Task directions.
Would you copy out the whole listing exactly as given?

Records.
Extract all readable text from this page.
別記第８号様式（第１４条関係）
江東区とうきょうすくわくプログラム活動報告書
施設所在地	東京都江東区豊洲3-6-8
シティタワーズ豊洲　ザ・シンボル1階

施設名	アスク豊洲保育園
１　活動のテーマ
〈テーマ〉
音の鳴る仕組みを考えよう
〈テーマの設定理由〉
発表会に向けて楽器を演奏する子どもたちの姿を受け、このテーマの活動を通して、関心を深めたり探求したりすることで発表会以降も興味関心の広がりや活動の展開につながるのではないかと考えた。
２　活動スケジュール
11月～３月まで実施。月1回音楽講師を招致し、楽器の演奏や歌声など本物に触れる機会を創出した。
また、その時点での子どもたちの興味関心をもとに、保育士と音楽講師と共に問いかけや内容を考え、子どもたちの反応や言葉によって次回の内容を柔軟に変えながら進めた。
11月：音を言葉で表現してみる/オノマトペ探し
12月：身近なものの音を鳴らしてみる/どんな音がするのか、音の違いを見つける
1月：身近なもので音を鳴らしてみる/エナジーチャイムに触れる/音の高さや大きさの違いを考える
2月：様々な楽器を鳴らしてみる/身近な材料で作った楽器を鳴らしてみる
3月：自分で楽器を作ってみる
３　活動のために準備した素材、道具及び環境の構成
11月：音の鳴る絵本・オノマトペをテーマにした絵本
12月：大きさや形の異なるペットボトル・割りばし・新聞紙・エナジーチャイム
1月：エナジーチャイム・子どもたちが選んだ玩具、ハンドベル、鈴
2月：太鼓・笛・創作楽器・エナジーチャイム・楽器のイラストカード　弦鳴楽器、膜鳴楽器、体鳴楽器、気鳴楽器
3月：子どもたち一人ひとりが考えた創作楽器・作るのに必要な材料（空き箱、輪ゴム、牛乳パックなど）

Answer to this problem.
Extract all readable text from this page.
別記第８号様式（第１４条関係）
江東区とうきょうすくわくプログラム活動報告書
施設所在地	東京都江東区豊洲3-6-8
シティタワーズ豊洲　ザ・シンボル1階

施設名	アスク豊洲保育園
１　活動のテーマ
〈テーマ〉
音の鳴る仕組みを考えよう
〈テーマの設定理由〉
発表会に向けて楽器を演奏する子どもたちの姿を受け、このテーマの活動を通して、関心を深めたり探求したりすることで発表会以降も興味関心の広がりや活動の展開につながるのではないかと考えた。
２　活動スケジュール
11月～３月まで実施。月1回音楽講師を招致し、楽器の演奏や歌声など本物に触れる機会を創出した。
また、その時点での子どもたちの興味関心をもとに、保育士と音楽講師と共に問いかけや内容を考え、子どもたちの反応や言葉によって次回の内容を柔軟に変えながら進めた。
11月：音を言葉で表現してみる/オノマトペ探し
12月：身近なものの音を鳴らしてみる/どんな音がするのか、音の違いを見つける
1月：身近なもので音を鳴らしてみる/エナジーチャイムに触れる/音の高さや大きさの違いを考える
2月：様々な楽器を鳴らしてみる/身近な材料で作った楽器を鳴らしてみる
3月：自分で楽器を作ってみる
３　活動のために準備した素材、道具及び環境の構成
11月：音の鳴る絵本・オノマトペをテーマにした絵本
12月：大きさや形の異なるペットボトル・割りばし・新聞紙・エナジーチャイム
1月：エナジーチャイム・子どもたちが選んだ玩具、ハンドベル、鈴
2月：太鼓・笛・創作楽器・エナジーチャイム・楽器のイラストカード　弦鳴楽器、膜鳴楽器、体鳴楽器、気鳴楽器
3月：子どもたち一人ひとりが考えた創作楽器・作るのに必要な材料（空き箱、輪ゴム、牛乳パックなど）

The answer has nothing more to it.